_Directions for this task_:
Comb through the entries for "yapılır" and pull out each line that holds it.

*****

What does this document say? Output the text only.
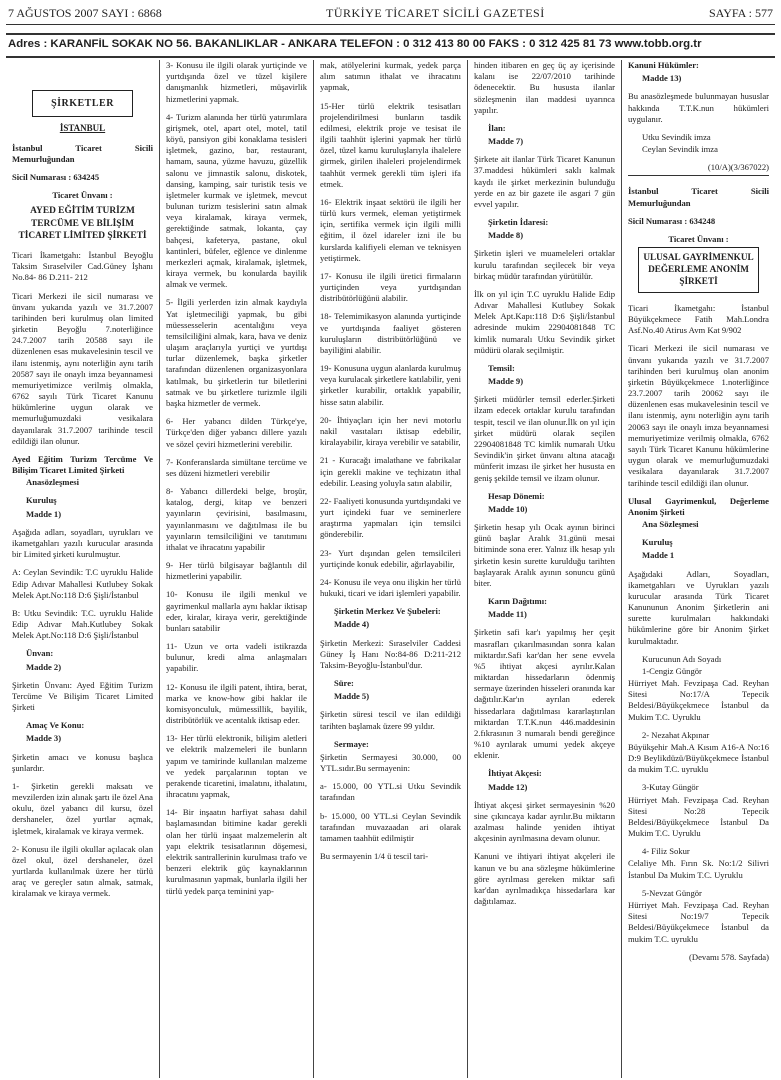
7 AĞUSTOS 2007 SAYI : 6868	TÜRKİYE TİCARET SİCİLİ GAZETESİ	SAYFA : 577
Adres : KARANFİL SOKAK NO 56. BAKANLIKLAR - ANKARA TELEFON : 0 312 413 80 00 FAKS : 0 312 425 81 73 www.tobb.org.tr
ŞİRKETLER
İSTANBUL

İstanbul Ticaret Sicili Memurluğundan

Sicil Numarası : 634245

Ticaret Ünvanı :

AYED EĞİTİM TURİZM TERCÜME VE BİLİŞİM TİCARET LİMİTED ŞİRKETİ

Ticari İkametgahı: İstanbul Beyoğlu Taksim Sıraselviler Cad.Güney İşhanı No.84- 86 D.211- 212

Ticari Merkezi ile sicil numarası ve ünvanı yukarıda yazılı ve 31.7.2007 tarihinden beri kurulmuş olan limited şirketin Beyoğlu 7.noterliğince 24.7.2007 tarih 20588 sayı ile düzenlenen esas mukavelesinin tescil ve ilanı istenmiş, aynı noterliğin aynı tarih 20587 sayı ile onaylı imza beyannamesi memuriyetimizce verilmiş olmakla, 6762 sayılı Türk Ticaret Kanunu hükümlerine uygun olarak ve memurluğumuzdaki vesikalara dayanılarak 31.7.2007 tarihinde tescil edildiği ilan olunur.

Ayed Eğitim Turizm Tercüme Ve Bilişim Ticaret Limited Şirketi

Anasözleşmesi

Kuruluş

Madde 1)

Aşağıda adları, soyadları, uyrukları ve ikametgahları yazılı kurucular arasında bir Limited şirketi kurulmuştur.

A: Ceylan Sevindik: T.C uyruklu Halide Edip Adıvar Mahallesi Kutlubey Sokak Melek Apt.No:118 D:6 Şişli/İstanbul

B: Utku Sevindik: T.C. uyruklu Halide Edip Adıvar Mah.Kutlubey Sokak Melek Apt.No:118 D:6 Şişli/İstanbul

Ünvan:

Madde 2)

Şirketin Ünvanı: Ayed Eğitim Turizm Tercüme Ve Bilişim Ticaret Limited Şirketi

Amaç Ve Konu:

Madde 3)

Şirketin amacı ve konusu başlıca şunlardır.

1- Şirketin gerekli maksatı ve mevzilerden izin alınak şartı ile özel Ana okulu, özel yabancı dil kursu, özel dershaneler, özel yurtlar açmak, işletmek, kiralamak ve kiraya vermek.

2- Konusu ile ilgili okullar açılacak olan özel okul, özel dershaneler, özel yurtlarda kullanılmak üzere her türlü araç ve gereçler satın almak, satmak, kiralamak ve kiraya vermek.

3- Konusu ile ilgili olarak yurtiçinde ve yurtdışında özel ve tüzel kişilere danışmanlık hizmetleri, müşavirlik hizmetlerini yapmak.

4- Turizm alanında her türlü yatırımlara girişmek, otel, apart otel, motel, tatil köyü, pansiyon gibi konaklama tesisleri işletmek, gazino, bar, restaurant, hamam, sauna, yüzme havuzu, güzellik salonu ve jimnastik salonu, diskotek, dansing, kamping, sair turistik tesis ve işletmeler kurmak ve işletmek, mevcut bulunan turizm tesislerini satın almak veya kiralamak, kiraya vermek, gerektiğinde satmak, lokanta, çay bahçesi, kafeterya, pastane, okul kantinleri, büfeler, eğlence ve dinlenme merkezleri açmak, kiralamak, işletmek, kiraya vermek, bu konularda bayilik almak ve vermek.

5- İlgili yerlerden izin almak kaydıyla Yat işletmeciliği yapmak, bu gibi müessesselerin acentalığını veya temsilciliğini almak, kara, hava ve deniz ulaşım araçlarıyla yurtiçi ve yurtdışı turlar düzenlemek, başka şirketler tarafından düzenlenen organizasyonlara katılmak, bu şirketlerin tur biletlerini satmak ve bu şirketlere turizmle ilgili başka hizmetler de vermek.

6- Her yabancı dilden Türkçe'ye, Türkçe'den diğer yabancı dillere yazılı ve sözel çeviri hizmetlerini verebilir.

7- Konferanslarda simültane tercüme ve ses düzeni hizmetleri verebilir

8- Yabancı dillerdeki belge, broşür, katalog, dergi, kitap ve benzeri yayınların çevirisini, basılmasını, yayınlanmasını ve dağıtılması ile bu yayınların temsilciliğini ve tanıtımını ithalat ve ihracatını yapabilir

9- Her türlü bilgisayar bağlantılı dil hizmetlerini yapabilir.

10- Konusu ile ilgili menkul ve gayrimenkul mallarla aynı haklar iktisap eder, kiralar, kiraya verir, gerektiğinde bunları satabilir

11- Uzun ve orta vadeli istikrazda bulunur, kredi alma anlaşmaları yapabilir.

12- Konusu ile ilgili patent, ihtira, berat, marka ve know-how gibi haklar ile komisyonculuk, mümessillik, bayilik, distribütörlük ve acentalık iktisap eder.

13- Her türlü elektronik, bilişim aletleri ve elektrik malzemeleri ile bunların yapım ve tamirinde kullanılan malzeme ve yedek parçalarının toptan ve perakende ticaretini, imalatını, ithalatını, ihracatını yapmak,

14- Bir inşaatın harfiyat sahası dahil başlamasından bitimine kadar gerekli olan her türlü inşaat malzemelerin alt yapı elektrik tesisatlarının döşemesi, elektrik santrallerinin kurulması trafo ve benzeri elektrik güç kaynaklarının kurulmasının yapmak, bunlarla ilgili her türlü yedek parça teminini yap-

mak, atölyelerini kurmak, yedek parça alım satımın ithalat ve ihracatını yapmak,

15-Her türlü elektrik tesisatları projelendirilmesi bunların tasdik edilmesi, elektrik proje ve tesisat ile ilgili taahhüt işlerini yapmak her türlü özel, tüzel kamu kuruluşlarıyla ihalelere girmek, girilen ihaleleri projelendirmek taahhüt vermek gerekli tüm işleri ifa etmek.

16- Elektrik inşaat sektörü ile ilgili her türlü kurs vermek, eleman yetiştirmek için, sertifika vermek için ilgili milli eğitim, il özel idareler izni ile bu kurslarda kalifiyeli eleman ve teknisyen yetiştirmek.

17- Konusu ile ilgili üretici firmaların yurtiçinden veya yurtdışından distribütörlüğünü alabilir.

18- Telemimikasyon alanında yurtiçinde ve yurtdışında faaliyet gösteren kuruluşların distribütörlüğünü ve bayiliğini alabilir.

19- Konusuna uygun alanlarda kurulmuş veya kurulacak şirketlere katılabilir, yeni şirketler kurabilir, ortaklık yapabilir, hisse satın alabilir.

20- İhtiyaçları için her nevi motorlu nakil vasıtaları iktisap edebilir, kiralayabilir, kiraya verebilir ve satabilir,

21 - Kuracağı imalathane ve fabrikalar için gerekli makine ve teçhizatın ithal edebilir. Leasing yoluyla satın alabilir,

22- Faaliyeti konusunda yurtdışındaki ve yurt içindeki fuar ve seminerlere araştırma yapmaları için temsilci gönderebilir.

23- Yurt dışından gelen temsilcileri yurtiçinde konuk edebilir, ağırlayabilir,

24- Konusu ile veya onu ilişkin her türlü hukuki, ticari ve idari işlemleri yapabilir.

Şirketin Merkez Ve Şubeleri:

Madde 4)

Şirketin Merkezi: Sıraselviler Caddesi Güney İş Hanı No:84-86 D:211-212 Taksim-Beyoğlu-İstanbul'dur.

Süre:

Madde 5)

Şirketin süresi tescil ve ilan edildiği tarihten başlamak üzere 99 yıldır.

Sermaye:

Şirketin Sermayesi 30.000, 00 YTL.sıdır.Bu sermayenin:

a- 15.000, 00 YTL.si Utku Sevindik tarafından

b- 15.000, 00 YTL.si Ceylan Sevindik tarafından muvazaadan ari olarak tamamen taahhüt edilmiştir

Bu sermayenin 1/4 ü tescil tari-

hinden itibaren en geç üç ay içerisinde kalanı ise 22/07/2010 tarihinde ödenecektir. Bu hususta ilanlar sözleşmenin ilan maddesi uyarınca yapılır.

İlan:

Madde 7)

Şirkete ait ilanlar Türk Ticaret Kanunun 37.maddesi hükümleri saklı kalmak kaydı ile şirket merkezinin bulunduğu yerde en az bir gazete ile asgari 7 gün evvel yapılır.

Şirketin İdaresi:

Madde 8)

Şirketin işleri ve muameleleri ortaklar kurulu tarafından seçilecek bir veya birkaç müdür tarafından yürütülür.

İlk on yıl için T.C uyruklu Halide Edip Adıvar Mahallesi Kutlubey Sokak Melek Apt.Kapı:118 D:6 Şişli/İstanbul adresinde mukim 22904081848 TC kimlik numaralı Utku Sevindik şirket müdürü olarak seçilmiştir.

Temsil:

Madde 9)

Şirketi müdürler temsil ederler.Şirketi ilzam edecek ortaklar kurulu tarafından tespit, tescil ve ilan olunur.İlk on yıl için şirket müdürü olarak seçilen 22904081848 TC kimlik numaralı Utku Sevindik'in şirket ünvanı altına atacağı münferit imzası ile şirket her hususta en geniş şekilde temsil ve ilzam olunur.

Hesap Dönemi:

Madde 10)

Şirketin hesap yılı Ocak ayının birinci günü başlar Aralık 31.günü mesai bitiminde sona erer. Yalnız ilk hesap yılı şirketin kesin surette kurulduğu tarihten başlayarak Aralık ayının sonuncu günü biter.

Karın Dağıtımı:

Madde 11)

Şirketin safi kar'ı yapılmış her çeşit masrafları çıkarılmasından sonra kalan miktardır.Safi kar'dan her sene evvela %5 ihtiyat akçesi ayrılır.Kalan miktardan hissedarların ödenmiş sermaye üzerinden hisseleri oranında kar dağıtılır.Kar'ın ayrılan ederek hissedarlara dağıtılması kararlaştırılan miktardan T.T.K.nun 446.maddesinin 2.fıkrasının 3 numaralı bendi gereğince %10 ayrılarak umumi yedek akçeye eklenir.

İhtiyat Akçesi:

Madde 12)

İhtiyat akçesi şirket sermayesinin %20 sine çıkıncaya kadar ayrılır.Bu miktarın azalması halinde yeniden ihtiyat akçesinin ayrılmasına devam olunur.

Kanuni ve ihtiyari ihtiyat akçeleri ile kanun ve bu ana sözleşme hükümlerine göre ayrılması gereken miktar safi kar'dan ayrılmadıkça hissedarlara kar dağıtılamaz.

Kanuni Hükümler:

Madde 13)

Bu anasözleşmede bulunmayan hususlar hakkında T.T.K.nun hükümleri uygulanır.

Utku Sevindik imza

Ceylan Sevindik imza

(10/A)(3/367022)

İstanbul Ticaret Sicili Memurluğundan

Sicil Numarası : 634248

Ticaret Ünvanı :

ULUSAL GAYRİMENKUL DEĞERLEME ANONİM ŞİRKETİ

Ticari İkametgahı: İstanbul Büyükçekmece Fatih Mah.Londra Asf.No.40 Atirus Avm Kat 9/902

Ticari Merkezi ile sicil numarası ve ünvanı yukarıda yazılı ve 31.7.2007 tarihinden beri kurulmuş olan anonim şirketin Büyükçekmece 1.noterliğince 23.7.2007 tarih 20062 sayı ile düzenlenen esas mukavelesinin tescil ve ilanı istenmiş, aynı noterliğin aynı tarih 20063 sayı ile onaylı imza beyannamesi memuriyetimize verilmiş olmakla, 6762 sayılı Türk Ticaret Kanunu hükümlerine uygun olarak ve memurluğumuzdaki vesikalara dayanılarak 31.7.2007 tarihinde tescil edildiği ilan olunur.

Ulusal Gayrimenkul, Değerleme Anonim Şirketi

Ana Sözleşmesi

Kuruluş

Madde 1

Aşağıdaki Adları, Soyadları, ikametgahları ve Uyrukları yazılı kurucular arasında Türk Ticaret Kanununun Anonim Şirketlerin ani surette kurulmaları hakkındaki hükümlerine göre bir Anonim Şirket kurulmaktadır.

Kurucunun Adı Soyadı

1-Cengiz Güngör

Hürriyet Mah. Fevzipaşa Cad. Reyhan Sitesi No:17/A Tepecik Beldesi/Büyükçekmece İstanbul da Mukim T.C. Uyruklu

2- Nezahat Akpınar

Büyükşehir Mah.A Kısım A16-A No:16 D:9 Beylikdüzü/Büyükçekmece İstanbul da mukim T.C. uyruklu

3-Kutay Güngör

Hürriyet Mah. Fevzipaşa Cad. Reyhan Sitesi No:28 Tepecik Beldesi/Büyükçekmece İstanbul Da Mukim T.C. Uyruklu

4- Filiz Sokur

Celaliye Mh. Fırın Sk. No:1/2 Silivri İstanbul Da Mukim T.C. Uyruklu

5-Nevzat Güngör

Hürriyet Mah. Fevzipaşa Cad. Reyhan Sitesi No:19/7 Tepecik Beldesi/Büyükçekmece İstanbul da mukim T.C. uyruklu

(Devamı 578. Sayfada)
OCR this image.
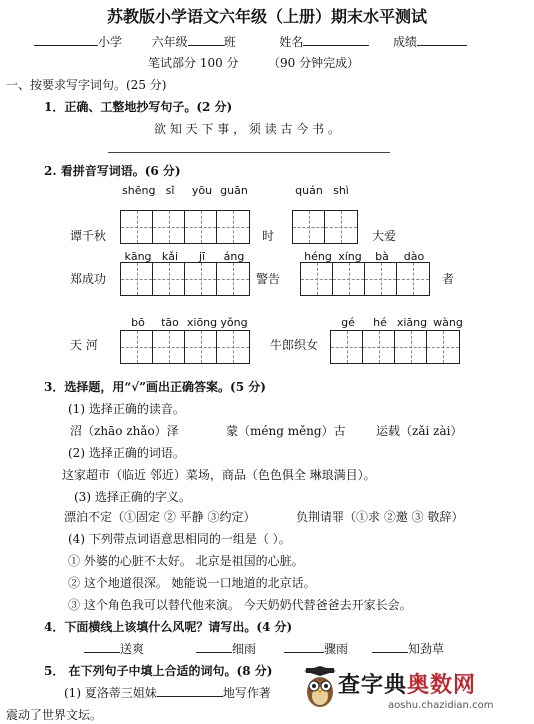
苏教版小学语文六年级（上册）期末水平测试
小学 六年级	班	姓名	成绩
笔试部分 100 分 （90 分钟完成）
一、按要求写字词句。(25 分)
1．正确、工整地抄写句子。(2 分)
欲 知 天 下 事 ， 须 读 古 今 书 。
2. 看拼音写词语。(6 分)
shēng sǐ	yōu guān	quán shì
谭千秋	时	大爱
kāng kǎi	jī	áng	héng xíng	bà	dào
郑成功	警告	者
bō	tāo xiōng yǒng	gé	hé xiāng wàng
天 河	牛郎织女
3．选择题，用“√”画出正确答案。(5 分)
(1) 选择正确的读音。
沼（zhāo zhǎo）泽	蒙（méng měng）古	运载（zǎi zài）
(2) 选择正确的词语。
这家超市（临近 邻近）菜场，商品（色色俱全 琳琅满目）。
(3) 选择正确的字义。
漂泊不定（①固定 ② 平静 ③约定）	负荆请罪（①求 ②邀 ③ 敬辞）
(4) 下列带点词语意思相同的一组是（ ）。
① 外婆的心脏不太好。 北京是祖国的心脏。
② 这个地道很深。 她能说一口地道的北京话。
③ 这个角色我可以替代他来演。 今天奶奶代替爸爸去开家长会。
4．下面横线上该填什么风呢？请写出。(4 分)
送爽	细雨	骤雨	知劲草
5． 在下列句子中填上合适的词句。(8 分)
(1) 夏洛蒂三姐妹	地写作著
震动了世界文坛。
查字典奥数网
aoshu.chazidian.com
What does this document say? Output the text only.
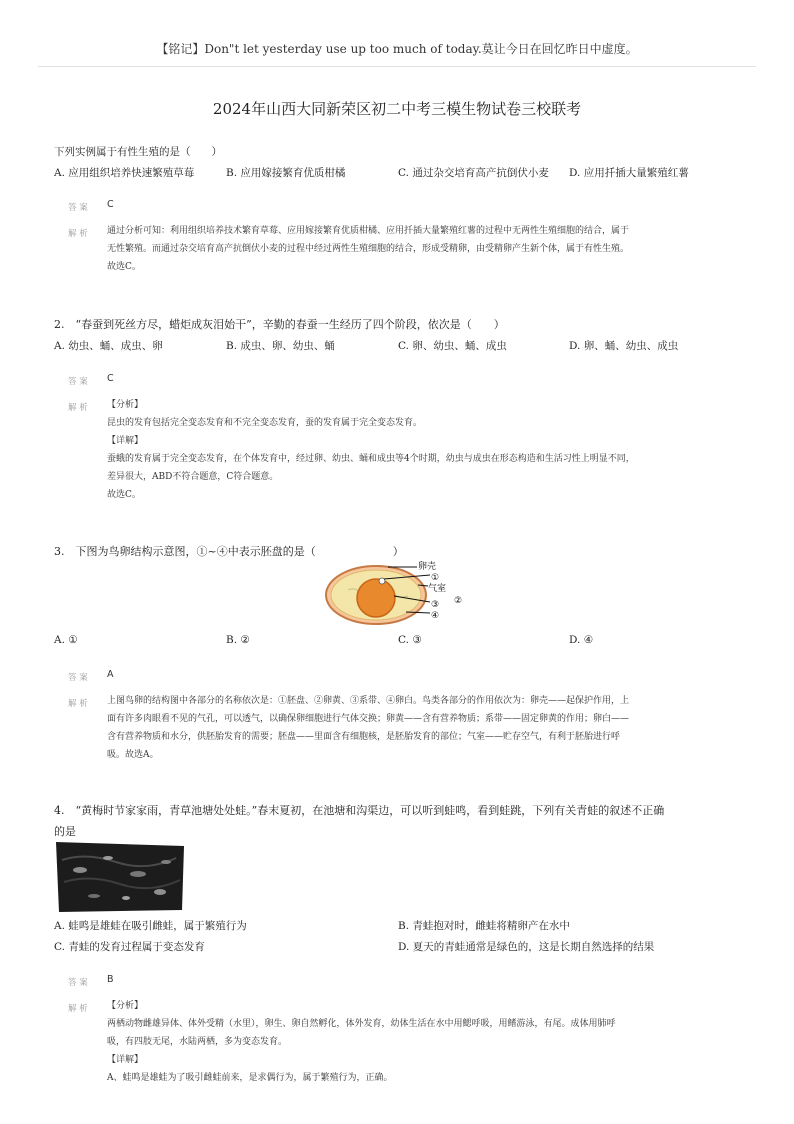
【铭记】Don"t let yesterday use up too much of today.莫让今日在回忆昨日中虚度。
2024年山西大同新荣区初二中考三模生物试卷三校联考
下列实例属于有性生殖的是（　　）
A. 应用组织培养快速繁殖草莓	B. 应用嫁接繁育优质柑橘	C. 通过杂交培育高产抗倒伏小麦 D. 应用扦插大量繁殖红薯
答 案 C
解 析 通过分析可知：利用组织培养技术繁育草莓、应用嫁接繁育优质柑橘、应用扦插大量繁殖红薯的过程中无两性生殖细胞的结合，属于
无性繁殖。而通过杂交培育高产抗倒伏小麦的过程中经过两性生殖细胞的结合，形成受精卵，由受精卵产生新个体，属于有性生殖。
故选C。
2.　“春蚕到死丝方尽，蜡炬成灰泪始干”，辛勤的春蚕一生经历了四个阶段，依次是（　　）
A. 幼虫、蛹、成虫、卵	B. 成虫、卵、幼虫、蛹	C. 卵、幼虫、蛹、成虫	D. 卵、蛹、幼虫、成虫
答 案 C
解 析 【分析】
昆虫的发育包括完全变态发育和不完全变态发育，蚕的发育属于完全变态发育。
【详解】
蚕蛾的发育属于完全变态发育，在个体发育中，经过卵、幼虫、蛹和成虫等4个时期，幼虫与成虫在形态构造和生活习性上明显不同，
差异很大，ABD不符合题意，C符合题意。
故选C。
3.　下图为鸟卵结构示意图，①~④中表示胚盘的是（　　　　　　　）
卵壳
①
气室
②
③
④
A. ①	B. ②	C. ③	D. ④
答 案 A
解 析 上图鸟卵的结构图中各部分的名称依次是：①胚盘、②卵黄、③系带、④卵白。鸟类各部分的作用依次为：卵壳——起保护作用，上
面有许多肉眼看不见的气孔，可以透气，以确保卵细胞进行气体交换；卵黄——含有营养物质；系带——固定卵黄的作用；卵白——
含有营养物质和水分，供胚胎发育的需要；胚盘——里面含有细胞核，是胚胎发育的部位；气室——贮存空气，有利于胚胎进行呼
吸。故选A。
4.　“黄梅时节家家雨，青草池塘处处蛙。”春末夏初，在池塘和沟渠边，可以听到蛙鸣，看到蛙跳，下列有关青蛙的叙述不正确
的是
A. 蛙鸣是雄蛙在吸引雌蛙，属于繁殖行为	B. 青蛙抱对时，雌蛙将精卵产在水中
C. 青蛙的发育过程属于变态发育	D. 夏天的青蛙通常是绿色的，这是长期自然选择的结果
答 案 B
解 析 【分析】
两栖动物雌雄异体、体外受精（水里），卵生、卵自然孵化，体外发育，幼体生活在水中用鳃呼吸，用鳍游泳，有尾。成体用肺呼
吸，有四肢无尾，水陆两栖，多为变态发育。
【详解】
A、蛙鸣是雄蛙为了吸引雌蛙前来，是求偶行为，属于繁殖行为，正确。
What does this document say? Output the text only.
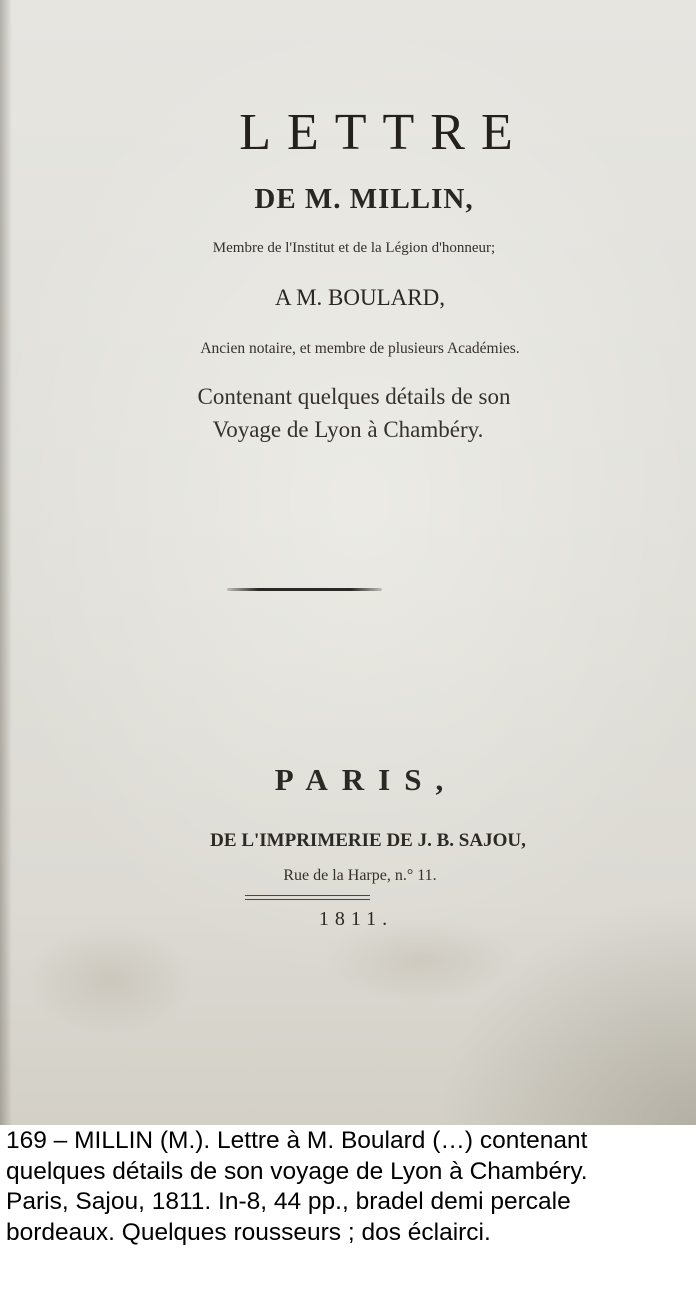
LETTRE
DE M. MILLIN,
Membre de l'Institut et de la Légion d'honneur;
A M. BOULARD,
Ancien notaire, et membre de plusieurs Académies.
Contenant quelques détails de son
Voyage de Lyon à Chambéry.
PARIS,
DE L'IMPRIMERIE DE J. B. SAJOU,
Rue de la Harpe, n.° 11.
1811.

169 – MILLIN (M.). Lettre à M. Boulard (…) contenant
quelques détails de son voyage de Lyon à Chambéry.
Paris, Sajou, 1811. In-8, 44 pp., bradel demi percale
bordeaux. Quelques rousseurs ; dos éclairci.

*****

_Output of the task_:
hinden itibaren en geç üç ay içerisinde kalanı ise 22/07/2010 tarihinde ödenecektir. Bu hususta ilanlar sözleşmenin ilan maddesi uyarınca yapılır.
Şirkete ait ilanlar Türk Ticaret Kanunun 37.maddesi hükümleri saklı kalmak kaydı ile şirket merkezinin bulunduğu yerde en az bir gazete ile asgari 7 gün evvel yapılır.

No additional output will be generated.